Scan the data below for the string "content". Copy every line where it appears.

===== STORED ROWS =====

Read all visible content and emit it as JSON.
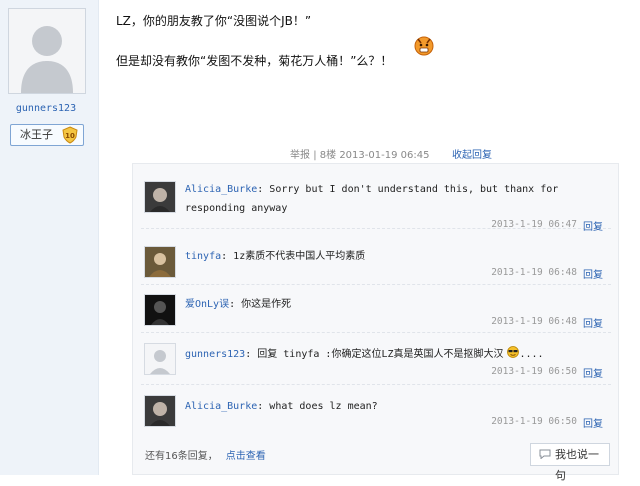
{
  "author": {
    "username": "gunners123",
    "badge_label": "冰王子",
    "badge_level": "10"
  },
  "post": {
    "line1": "LZ，你的朋友教了你“没图说个JB！”",
    "line2": "但是却没有教你“发图不发种，菊花万人桶！”么？！"
  },
  "post_meta": {
    "report": "举报",
    "floor": "8楼",
    "time": "2013-01-19 06:45",
    "fold": "收起回复"
  },
  "replies": [
    {
      "name": "Alicia_Burke",
      "sep": ":",
      "text": " Sorry but I don't understand this, but thanx for responding anyway",
      "time": "2013-1-19 06:47",
      "reply": "回复"
    },
    {
      "name": "tinyfa",
      "sep": ":",
      "text": " 1z素质不代表中国人平均素质",
      "time": "2013-1-19 06:48",
      "reply": "回复"
    },
    {
      "name": "爱OnLy误",
      "sep": ":",
      "text": " 你这是作死",
      "time": "2013-1-19 06:48",
      "reply": "回复"
    },
    {
      "name": "gunners123",
      "sep": ":",
      "text": " 回复 tinyfa :你确定这位LZ真是英国人不是抠脚大汉",
      "suffix": "....",
      "time": "2013-1-19 06:50",
      "reply": "回复"
    },
    {
      "name": "Alicia_Burke",
      "sep": ":",
      "text": " what does lz mean?",
      "time": "2013-1-19 06:50",
      "reply": "回复"
    }
  ],
  "footer": {
    "more_text": "还有16条回复，",
    "view_link": "点击查看",
    "say_button": "我也说一句"
  },
  "colors": {
    "link": "#2d64b3",
    "sidebar_bg": "#eef3f9",
    "reply_bg": "#f7f8fa"
  }
}
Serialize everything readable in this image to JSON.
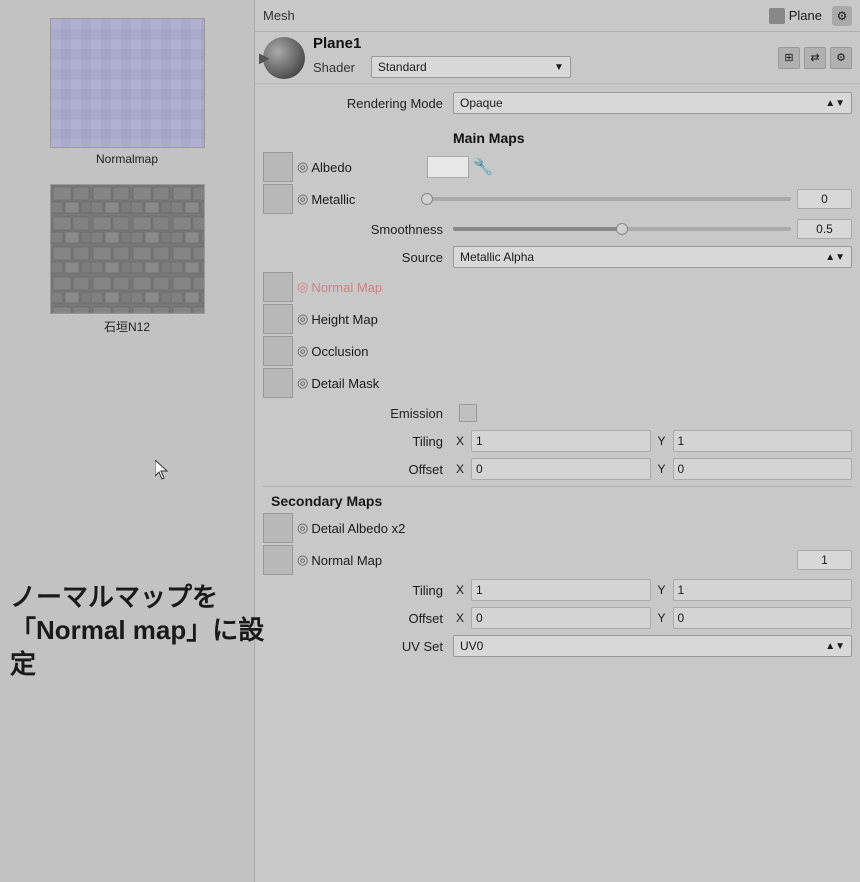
{
  "leftPanel": {
    "asset1": {
      "label": "Normalmap"
    },
    "asset2": {
      "label": "石垣N12"
    }
  },
  "annotation": {
    "line1": "ノーマルマップを",
    "line2": "「Normal map」に設定"
  },
  "topBar": {
    "meshLabel": "Mesh",
    "meshValue": "Plane",
    "gearLabel": "⚙"
  },
  "planeHeader": {
    "name": "Plane1",
    "shaderLabel": "Shader",
    "shaderValue": "Standard"
  },
  "properties": {
    "renderingModeLabel": "Rendering Mode",
    "renderingModeValue": "Opaque",
    "mainMapsLabel": "Main Maps",
    "albedoLabel": "Albedo",
    "metallicLabel": "Metallic",
    "metallicValue": "0",
    "metallicSliderPercent": 0,
    "smoothnessLabel": "Smoothness",
    "smoothnessValue": "0.5",
    "smoothnessSliderPercent": 50,
    "sourceLabel": "Source",
    "sourceValue": "Metallic Alpha",
    "normalMapLabel": "Normal Map",
    "heightMapLabel": "Height Map",
    "occlusionLabel": "Occlusion",
    "detailMaskLabel": "Detail Mask",
    "emissionLabel": "Emission",
    "tilingLabel": "Tiling",
    "tilingX": "1",
    "tilingY": "1",
    "offsetLabel": "Offset",
    "offsetX": "0",
    "offsetY": "0",
    "secondaryMapsLabel": "Secondary Maps",
    "detailAlbedoLabel": "Detail Albedo x2",
    "secNormalMapLabel": "Normal Map",
    "secNormalValue": "1",
    "secTilingLabel": "Tiling",
    "secTilingX": "1",
    "secTilingY": "1",
    "secOffsetLabel": "Offset",
    "secOffsetX": "0",
    "secOffsetY": "0",
    "uvSetLabel": "UV Set",
    "uvSetValue": "UV0"
  }
}
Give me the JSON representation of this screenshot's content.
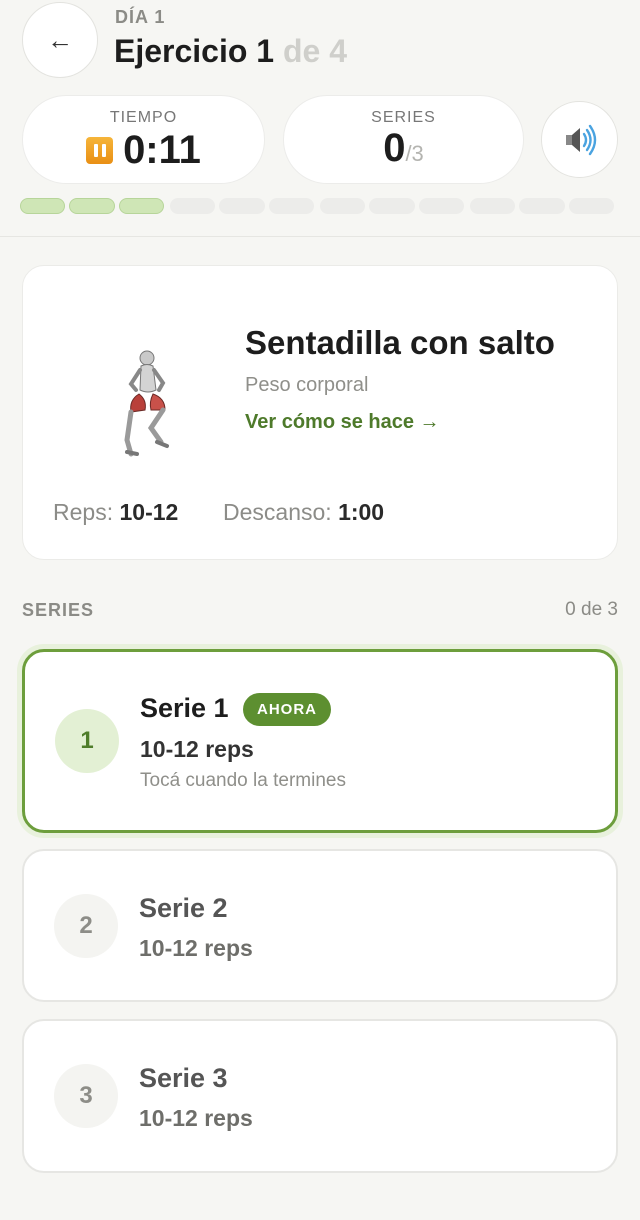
{
  "header": {
    "day_label": "DÍA 1",
    "exercise_label": "Ejercicio 1",
    "exercise_total": "de 4"
  },
  "stats": {
    "time_label": "TIEMPO",
    "time_value": "0:11",
    "series_label": "SERIES",
    "series_done": "0",
    "series_total": "/3"
  },
  "progress": {
    "completed_segments": 3,
    "total_segments": 12,
    "accent_color": "#cfe6b6"
  },
  "exercise": {
    "name": "Sentadilla con salto",
    "equipment": "Peso corporal",
    "how_link": "Ver cómo se hace →",
    "reps_label": "Reps:",
    "reps_value": "10-12",
    "rest_label": "Descanso:",
    "rest_value": "1:00"
  },
  "series_section": {
    "label": "SERIES",
    "count": "0 de 3",
    "sets": [
      {
        "number": "1",
        "title": "Serie 1",
        "badge": "AHORA",
        "reps": "10-12 reps",
        "hint": "Tocá cuando la termines"
      },
      {
        "number": "2",
        "title": "Serie 2",
        "reps": "10-12 reps"
      },
      {
        "number": "3",
        "title": "Serie 3",
        "reps": "10-12 reps"
      }
    ]
  },
  "icons": {
    "back": "back-arrow-icon",
    "pause": "pause-icon",
    "sound": "speaker-icon"
  },
  "colors": {
    "accent_green": "#5d8f30",
    "pause_orange": "#f0a228"
  }
}
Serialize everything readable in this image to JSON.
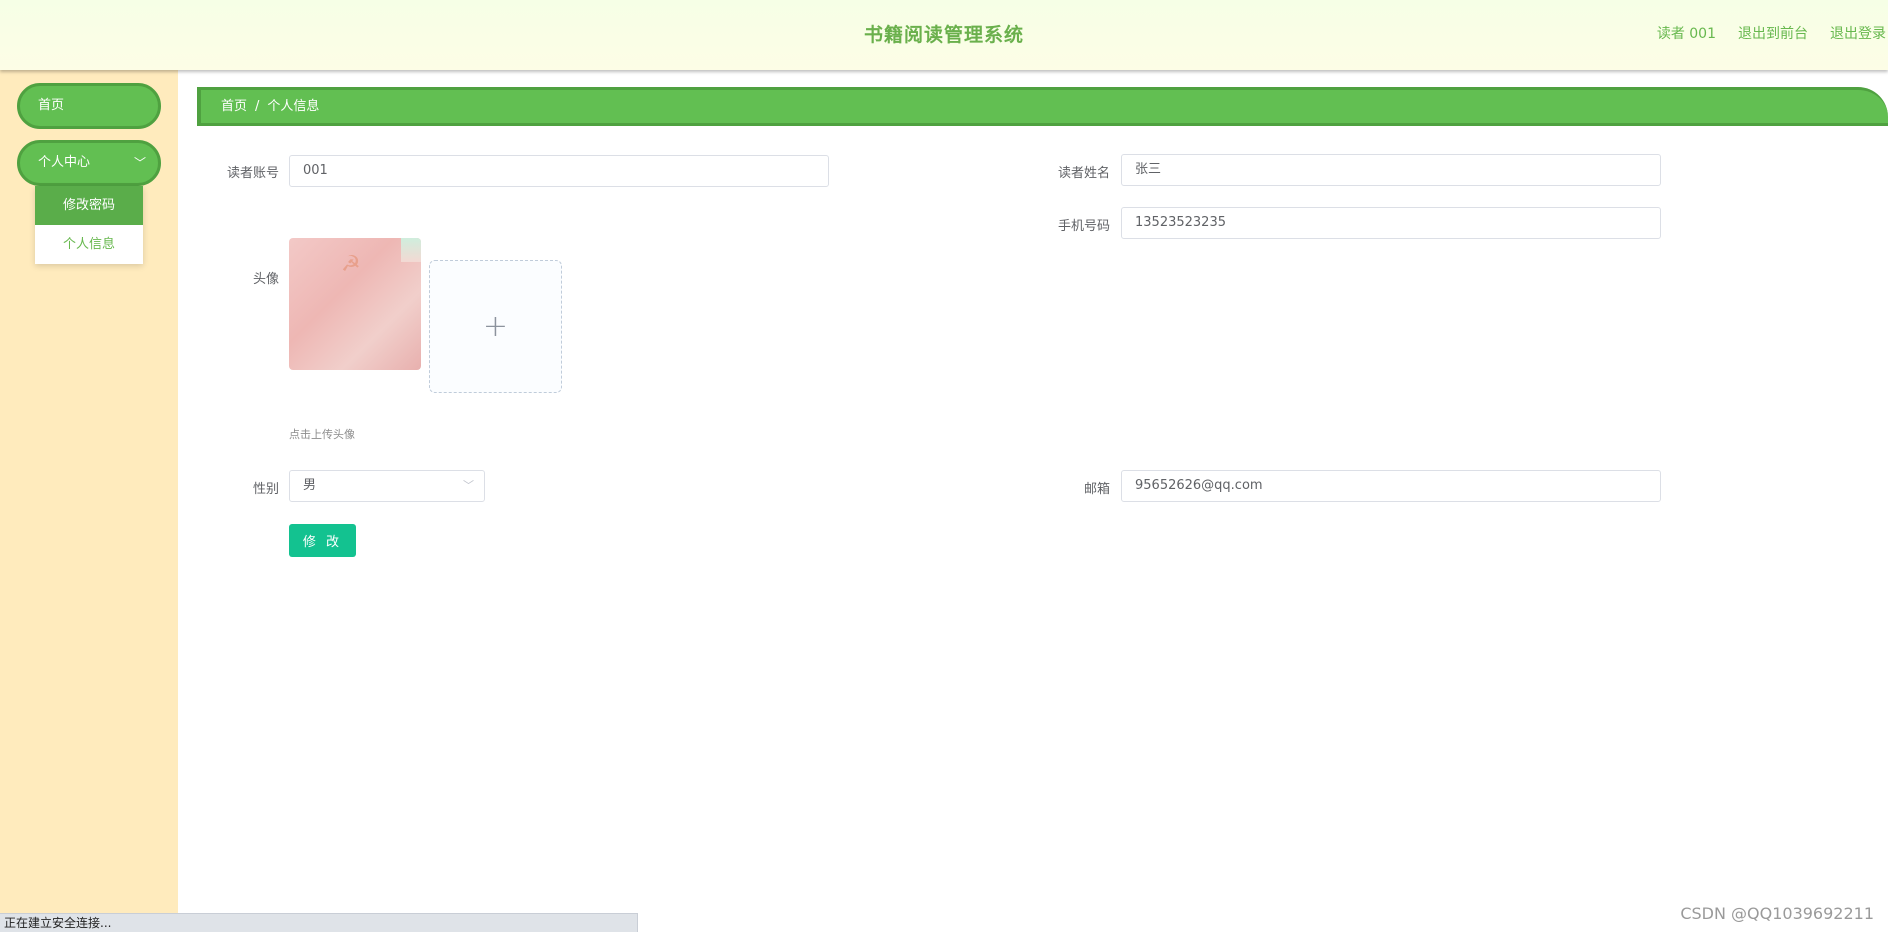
{
  "header": {
    "title": "书籍阅读管理系统",
    "user": "读者 001",
    "back_to_front": "退出到前台",
    "logout": "退出登录"
  },
  "sidebar": {
    "home": "首页",
    "personal_center": "个人中心",
    "submenu": [
      {
        "label": "修改密码",
        "active": true
      },
      {
        "label": "个人信息",
        "active": false
      }
    ]
  },
  "breadcrumb": {
    "home": "首页",
    "separator": "/",
    "current": "个人信息"
  },
  "form": {
    "account_label": "读者账号",
    "account_value": "001",
    "name_label": "读者姓名",
    "name_value": "张三",
    "phone_label": "手机号码",
    "phone_value": "13523523235",
    "avatar_label": "头像",
    "upload_tip": "点击上传头像",
    "gender_label": "性别",
    "gender_value": "男",
    "email_label": "邮箱",
    "email_value": "95652626@qq.com",
    "submit_label": "修 改"
  },
  "status_bar": "正在建立安全连接...",
  "watermark": "CSDN @QQ1039692211",
  "colors": {
    "accent_green": "#62bf52",
    "submit_teal": "#13c290",
    "sidebar_bg": "#ffebbd"
  }
}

=====

→ ANSWER TO THIS TASK
Read all visible content and emit it as JSON.
Give me the JSON representation of this screenshot's content.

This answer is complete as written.